§ Qué se pide
Actualiza el pasaje del texto sobre el fútbol balear que comienza con "En definitiva, cuando" y concluye con "enriquece el resultado.", escribiéndolo de nuevo con "conjuntos" en lugar de "rivales".

Muy cuestionado está el fútbol balear, sobre todo en estos últimos años en los que se reafirma en masa el decrecimiento formativo del fútbol base y categorías amateurs. Son muchos los que dictaminan que se le da un comportamiento excesivo al resultado, es decir, se le da una mayor importancia a lo que es un resultado en detrimento de las demás otras y más importantes para el desarrollo de la calidad futbolística grupal e individual.
Pero si nos vamos a términos de comparación, con el fútbol de las distintas Comunidades Autónomas, con Catalunya cómo ejemplo claro de una clara generación bien dotada, con el F.C.Barcelona cómo diamante de su arsenal. Pero si nos trasladamos al fútbol base encontramos perlas hacia cualquier partido que podamos presenciar, sea el equipo que juegue y sea la categoría en la que juegue. La gran diferencia con el fútbol balear es que hay un código que está por encima incluso del resultado final: el buen hacer, construir equipos sanos en creatividad desde el portero al futbolista más adelantado. A la hora de competir nos hace parecer que hay un nivel de competición muy alto por conseguir un resultado pero es gracias a darle más importancia a la formación. Por eso, cuando dos equipos se enfrentan y tienen el mismo objetivo de que tiene que haber un buen fútbol por encima de cualquier otra cosa crea una competición sana que nos hace pensar que el resultado es el primordial.
En definitiva, cuando dos rivales se enfrentan en pleno proceso formativo, el resultado sólo es cuestión de quién ha sido el equipo que mejor ha hecho las cosas. La formación enriquece el resultado.

§ Extractos de datos
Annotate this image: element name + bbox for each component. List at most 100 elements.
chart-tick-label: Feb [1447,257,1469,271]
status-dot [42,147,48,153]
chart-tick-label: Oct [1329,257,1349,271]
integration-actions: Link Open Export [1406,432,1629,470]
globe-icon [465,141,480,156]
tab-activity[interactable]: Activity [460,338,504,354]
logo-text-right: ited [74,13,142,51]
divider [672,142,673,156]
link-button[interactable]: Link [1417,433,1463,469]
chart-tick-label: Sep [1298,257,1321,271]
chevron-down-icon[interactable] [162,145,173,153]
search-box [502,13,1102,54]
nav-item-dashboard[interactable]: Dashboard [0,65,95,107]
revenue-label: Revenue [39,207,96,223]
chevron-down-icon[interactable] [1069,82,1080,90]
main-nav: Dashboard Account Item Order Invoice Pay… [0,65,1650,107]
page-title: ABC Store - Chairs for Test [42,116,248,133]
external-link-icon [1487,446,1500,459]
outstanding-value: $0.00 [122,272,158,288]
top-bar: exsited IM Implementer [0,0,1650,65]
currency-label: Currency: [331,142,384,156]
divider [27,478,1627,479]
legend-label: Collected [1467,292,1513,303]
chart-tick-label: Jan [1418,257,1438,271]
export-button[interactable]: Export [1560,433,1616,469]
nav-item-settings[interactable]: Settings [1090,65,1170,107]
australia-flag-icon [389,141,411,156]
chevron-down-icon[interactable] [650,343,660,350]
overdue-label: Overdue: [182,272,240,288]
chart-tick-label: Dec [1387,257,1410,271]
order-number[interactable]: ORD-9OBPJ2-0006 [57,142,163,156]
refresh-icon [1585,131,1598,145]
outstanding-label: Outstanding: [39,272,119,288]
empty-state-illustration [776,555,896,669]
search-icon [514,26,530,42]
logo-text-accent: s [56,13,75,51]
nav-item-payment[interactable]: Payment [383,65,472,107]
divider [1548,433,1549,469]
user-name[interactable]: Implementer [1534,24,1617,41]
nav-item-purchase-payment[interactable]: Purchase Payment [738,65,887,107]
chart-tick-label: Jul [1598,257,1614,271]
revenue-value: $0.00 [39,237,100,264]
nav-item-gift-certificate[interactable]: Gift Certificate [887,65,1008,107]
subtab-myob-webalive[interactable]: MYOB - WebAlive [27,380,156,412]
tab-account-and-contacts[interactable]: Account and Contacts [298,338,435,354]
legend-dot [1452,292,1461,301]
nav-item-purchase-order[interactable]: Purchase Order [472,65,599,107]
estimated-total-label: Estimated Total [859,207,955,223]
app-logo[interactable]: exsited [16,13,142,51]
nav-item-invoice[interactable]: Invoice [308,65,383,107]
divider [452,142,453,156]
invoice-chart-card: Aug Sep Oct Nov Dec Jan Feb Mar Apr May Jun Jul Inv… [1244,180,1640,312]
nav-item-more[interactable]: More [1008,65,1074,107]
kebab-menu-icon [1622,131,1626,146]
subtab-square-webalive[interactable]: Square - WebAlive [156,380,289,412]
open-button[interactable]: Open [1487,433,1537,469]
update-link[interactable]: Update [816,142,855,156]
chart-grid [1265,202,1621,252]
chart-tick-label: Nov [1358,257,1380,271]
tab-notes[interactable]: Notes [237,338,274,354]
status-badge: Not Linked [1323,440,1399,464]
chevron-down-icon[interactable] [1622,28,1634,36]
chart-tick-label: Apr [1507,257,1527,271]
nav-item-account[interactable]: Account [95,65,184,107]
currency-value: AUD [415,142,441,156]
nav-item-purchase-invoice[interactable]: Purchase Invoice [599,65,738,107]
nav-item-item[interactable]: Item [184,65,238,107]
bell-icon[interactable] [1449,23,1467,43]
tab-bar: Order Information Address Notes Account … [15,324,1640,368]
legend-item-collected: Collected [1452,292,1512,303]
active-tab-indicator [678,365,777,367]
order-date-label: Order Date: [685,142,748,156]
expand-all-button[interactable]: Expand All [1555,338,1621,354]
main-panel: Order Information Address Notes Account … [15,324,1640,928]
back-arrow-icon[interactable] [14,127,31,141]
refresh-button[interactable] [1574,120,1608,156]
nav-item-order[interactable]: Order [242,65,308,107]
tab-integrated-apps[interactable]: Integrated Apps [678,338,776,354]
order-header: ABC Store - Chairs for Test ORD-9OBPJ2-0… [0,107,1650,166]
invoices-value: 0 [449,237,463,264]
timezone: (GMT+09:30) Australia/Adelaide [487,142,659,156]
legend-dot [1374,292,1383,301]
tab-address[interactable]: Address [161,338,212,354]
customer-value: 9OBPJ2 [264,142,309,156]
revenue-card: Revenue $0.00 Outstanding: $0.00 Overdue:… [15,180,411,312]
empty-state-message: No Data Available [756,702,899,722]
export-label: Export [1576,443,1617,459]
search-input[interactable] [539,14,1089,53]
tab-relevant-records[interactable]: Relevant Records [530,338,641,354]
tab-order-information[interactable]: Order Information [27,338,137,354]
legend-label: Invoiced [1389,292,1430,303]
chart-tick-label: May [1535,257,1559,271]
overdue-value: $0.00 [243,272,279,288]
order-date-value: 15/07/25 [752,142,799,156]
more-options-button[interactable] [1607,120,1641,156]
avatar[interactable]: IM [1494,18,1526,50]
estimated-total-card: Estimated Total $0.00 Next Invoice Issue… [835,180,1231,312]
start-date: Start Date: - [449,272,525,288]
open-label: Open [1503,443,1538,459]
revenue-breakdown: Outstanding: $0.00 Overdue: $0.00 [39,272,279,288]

§ Respuesta
En definitiva, cuando dos conjuntos se enfrentan en pleno proceso formativo, el resultado sólo es cuestión de quién ha sido el equipo que mejor ha hecho las cosas. La formación enriquece el resultado.